Copy all the entries below exactly, but not the pictures.

** begin Input for this task **

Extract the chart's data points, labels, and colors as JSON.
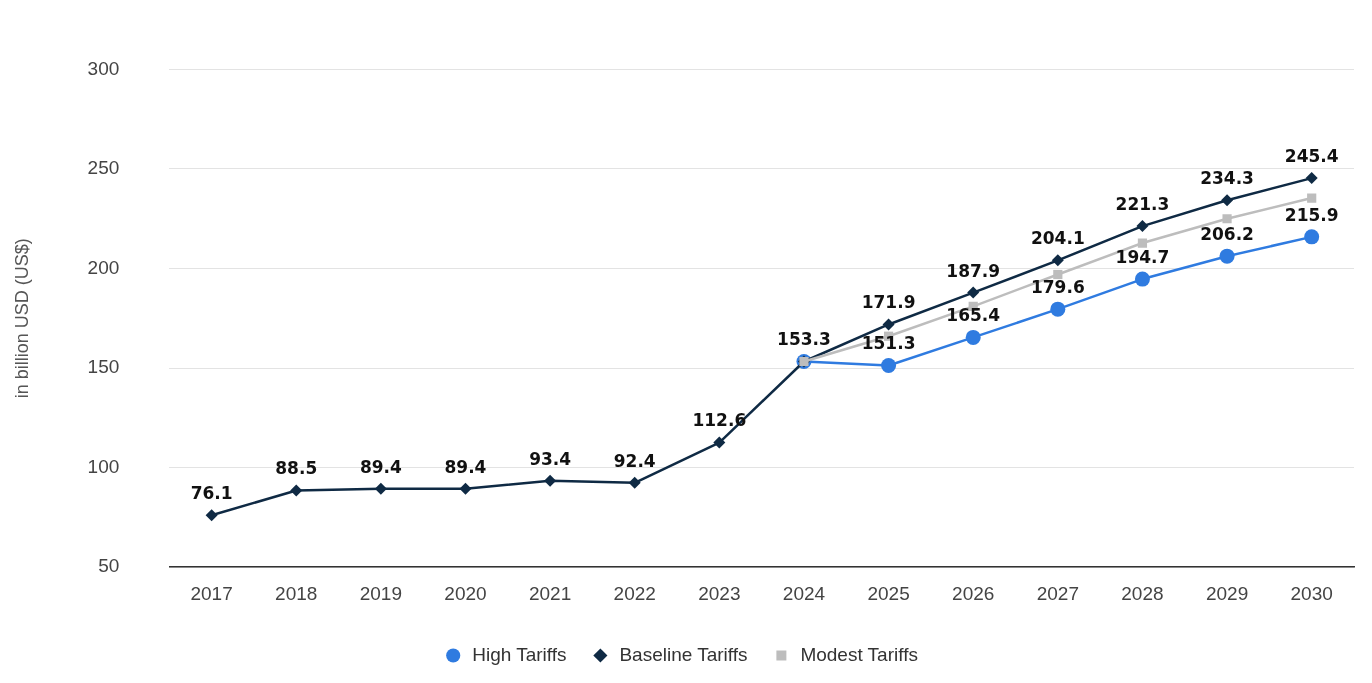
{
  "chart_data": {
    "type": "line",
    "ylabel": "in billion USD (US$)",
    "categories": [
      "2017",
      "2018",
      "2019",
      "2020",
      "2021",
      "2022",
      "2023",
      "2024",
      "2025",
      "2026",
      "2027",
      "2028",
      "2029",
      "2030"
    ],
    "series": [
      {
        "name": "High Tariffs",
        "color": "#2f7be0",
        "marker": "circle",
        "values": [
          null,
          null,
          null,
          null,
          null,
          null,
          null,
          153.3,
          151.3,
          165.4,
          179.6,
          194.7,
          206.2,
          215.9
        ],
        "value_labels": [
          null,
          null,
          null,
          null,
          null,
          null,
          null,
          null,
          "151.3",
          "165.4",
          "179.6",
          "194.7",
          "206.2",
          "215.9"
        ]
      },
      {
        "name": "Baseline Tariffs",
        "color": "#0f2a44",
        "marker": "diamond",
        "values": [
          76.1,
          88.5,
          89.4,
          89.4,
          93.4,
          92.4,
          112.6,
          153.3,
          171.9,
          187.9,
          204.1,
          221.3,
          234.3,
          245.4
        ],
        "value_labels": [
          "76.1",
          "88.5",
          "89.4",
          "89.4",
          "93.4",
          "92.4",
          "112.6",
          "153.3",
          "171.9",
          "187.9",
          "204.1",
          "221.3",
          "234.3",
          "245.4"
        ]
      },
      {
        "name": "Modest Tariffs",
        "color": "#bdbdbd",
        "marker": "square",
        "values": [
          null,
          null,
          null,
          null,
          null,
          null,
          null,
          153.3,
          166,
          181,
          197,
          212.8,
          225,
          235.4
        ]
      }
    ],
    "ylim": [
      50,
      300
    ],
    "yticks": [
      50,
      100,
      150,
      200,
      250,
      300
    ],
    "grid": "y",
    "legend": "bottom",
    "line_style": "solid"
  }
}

** end Input for this task **

> _Result below_:
Extract the chart's data points, labels, and colors as JSON.
{
  "chart_data": {
    "type": "line",
    "ylabel": "in billion USD (US$)",
    "categories": [
      "2017",
      "2018",
      "2019",
      "2020",
      "2021",
      "2022",
      "2023",
      "2024",
      "2025",
      "2026",
      "2027",
      "2028",
      "2029",
      "2030"
    ],
    "series": [
      {
        "name": "High Tariffs",
        "color": "#2f7be0",
        "marker": "circle",
        "values": [
          null,
          null,
          null,
          null,
          null,
          null,
          null,
          153.3,
          151.3,
          165.4,
          179.6,
          194.7,
          206.2,
          215.9
        ],
        "value_labels": [
          null,
          null,
          null,
          null,
          null,
          null,
          null,
          null,
          "151.3",
          "165.4",
          "179.6",
          "194.7",
          "206.2",
          "215.9"
        ]
      },
      {
        "name": "Baseline Tariffs",
        "color": "#0f2a44",
        "marker": "diamond",
        "values": [
          76.1,
          88.5,
          89.4,
          89.4,
          93.4,
          92.4,
          112.6,
          153.3,
          171.9,
          187.9,
          204.1,
          221.3,
          234.3,
          245.4
        ],
        "value_labels": [
          "76.1",
          "88.5",
          "89.4",
          "89.4",
          "93.4",
          "92.4",
          "112.6",
          "153.3",
          "171.9",
          "187.9",
          "204.1",
          "221.3",
          "234.3",
          "245.4"
        ]
      },
      {
        "name": "Modest Tariffs",
        "color": "#bdbdbd",
        "marker": "square",
        "values": [
          null,
          null,
          null,
          null,
          null,
          null,
          null,
          153.3,
          166,
          181,
          197,
          212.8,
          225,
          235.4
        ]
      }
    ],
    "ylim": [
      50,
      300
    ],
    "yticks": [
      50,
      100,
      150,
      200,
      250,
      300
    ],
    "grid": "y",
    "legend": "bottom",
    "line_style": "solid"
  }
}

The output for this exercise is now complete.